[What you should do] Show every line below where "Excess" can be found.

[Supplied records]
↓↓↓

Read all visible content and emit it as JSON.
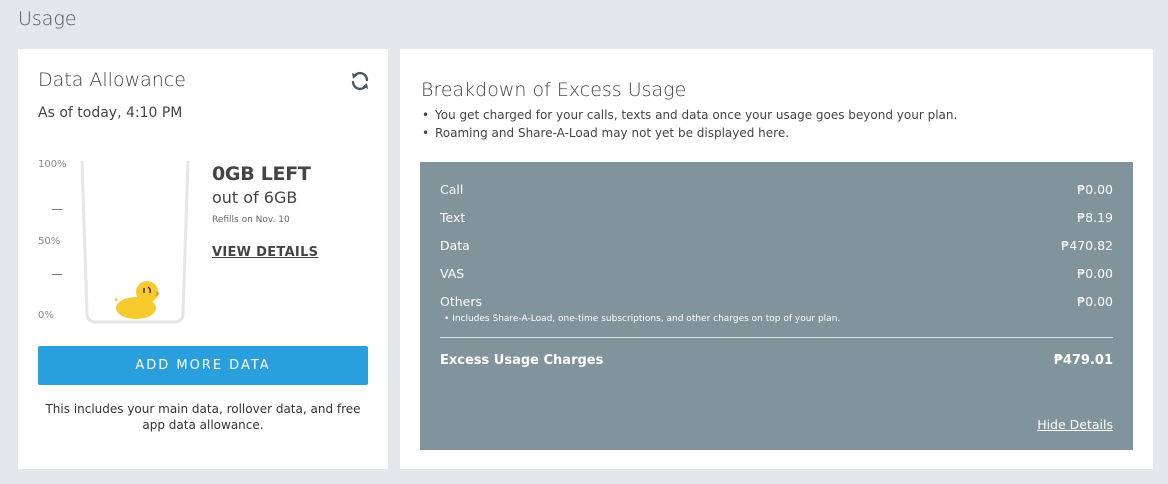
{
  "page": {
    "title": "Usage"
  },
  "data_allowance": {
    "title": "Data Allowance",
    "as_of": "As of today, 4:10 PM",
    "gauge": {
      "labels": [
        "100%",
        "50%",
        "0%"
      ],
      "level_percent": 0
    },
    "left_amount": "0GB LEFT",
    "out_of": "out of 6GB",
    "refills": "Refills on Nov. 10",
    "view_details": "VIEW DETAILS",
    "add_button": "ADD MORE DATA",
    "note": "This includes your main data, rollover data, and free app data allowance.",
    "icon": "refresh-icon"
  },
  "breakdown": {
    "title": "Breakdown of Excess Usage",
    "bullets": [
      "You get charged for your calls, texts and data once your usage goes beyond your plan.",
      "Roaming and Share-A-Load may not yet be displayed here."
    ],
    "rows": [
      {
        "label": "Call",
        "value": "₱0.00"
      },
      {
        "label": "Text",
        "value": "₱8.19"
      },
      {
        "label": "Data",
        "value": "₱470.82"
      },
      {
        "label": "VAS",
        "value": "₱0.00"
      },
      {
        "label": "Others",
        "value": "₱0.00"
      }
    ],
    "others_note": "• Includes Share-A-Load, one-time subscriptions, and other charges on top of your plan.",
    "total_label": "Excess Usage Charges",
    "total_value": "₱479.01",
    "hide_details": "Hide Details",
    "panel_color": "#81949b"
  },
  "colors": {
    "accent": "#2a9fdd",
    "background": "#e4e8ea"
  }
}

↑↑↑
↓↓↓

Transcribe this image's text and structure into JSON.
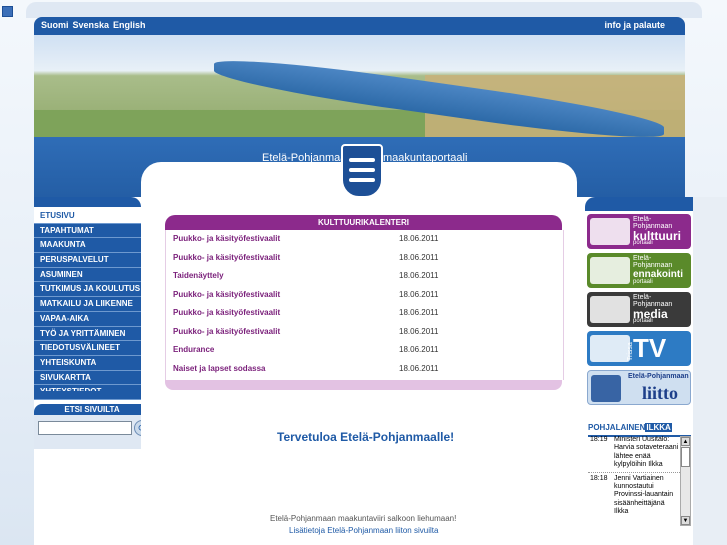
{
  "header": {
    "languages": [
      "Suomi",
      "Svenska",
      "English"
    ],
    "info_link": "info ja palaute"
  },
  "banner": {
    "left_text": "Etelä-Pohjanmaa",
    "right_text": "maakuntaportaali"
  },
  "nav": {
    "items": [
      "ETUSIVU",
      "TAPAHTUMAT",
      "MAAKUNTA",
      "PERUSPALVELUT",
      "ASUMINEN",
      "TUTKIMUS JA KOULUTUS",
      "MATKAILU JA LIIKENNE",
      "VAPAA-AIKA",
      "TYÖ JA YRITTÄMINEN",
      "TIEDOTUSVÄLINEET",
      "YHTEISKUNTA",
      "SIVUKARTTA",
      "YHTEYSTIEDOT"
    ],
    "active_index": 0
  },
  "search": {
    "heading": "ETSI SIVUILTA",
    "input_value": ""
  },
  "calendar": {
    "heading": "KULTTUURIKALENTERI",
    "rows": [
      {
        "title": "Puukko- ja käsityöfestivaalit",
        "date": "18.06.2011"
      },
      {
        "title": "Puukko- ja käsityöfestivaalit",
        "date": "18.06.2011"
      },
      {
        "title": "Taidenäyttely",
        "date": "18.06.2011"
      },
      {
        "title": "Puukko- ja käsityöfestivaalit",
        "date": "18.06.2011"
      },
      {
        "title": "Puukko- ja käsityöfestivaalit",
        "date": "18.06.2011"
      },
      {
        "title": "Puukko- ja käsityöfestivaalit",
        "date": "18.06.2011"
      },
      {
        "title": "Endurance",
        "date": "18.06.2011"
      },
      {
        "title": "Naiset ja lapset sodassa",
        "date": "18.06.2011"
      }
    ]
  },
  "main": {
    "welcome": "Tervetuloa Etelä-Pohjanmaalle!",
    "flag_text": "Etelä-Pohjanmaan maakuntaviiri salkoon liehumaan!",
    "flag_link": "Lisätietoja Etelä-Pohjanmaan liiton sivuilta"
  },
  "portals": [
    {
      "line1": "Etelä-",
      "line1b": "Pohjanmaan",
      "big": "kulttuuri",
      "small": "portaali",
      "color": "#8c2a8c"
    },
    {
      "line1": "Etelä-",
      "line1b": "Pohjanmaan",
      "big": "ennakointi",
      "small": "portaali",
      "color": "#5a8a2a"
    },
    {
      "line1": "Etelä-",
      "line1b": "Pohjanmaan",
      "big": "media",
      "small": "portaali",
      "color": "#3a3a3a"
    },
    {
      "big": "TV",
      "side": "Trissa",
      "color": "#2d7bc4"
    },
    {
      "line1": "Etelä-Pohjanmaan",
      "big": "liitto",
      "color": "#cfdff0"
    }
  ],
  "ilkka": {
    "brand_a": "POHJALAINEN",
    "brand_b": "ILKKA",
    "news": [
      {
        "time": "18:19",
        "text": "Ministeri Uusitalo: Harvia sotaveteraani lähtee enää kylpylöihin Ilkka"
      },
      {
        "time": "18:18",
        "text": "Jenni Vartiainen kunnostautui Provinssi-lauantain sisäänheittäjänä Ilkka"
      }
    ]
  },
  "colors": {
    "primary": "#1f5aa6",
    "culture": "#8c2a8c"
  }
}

↑↑↑

[Result of the task]
    "title": "Breakdown of Excess Usage",
    "total_label": "Excess Usage Charges",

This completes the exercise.